(Data items)
────────────────

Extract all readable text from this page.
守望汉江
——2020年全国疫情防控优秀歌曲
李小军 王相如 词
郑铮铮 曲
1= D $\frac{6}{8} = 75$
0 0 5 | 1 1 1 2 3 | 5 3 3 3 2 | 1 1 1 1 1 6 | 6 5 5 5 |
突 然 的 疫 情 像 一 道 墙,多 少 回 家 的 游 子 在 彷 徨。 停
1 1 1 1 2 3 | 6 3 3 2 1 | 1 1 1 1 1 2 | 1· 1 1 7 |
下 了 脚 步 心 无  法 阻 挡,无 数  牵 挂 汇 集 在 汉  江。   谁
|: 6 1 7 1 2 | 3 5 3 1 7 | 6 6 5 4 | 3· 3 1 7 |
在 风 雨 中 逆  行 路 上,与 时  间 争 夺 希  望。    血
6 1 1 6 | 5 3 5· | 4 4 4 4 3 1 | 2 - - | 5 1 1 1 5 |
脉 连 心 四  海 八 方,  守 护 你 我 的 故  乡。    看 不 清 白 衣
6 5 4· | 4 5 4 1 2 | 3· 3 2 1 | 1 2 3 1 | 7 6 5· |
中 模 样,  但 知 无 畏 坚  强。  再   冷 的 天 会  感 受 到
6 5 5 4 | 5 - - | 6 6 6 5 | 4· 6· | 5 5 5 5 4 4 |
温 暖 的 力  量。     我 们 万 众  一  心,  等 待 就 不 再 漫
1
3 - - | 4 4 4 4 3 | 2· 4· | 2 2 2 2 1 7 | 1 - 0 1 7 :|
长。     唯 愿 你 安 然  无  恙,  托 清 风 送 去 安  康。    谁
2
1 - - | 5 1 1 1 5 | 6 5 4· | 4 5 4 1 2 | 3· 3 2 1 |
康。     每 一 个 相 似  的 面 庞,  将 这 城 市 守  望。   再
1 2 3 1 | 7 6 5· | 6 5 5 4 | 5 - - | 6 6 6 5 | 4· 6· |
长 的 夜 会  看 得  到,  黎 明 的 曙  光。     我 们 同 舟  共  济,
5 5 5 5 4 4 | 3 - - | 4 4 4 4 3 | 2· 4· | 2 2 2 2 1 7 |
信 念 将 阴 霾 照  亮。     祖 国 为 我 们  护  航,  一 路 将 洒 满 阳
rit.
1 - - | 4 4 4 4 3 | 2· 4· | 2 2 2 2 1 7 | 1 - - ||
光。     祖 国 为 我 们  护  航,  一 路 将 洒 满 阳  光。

────────────────

— WRITTEN EXERCISE —
Could you quote the material above in full, exactly as it stands?

— THE RESULT —
Extract all readable text from this page.
守望汉江
——2020年全国疫情防控优秀歌曲
李小军 王相如 词
郑铮铮 曲
1= D $\frac{6}{8} = 75$
0 0 5 | 1 1 1 2 3 | 5 3 3 3 2 | 1 1 1 1 1 6 | 6 5 5 5 |
突 然 的 疫 情 像 一 道 墙,多 少 回 家 的 游 子 在 彷 徨。 停
1 1 1 1 2 3 | 6 3 3 2 1 | 1 1 1 1 1 2 | 1· 1 1 7 |
下 了 脚 步 心 无  法 阻 挡,无 数  牵 挂 汇 集 在 汉  江。   谁
|: 6 1 7 1 2 | 3 5 3 1 7 | 6 6 5 4 | 3· 3 1 7 |
在 风 雨 中 逆  行 路 上,与 时  间 争 夺 希  望。    血
6 1 1 6 | 5 3 5· | 4 4 4 4 3 1 | 2 - - | 5 1 1 1 5 |
脉 连 心 四  海 八 方,  守 护 你 我 的 故  乡。    看 不 清 白 衣
6 5 4· | 4 5 4 1 2 | 3· 3 2 1 | 1 2 3 1 | 7 6 5· |
中 模 样,  但 知 无 畏 坚  强。  再   冷 的 天 会  感 受 到
6 5 5 4 | 5 - - | 6 6 6 5 | 4· 6· | 5 5 5 5 4 4 |
温 暖 的 力  量。     我 们 万 众  一  心,  等 待 就 不 再 漫
1
3 - - | 4 4 4 4 3 | 2· 4· | 2 2 2 2 1 7 | 1 - 0 1 7 :|
长。     唯 愿 你 安 然  无  恙,  托 清 风 送 去 安  康。    谁
2
1 - - | 5 1 1 1 5 | 6 5 4· | 4 5 4 1 2 | 3· 3 2 1 |
康。     每 一 个 相 似  的 面 庞,  将 这 城 市 守  望。   再
1 2 3 1 | 7 6 5· | 6 5 5 4 | 5 - - | 6 6 6 5 | 4· 6· |
长 的 夜 会  看 得  到,  黎 明 的 曙  光。     我 们 同 舟  共  济,
5 5 5 5 4 4 | 3 - - | 4 4 4 4 3 | 2· 4· | 2 2 2 2 1 7 |
信 念 将 阴 霾 照  亮。     祖 国 为 我 们  护  航,  一 路 将 洒 满 阳
rit.
1 - - | 4 4 4 4 3 | 2· 4· | 2 2 2 2 1 7 | 1 - - ||
光。     祖 国 为 我 们  护  航,  一 路 将 洒 满 阳  光。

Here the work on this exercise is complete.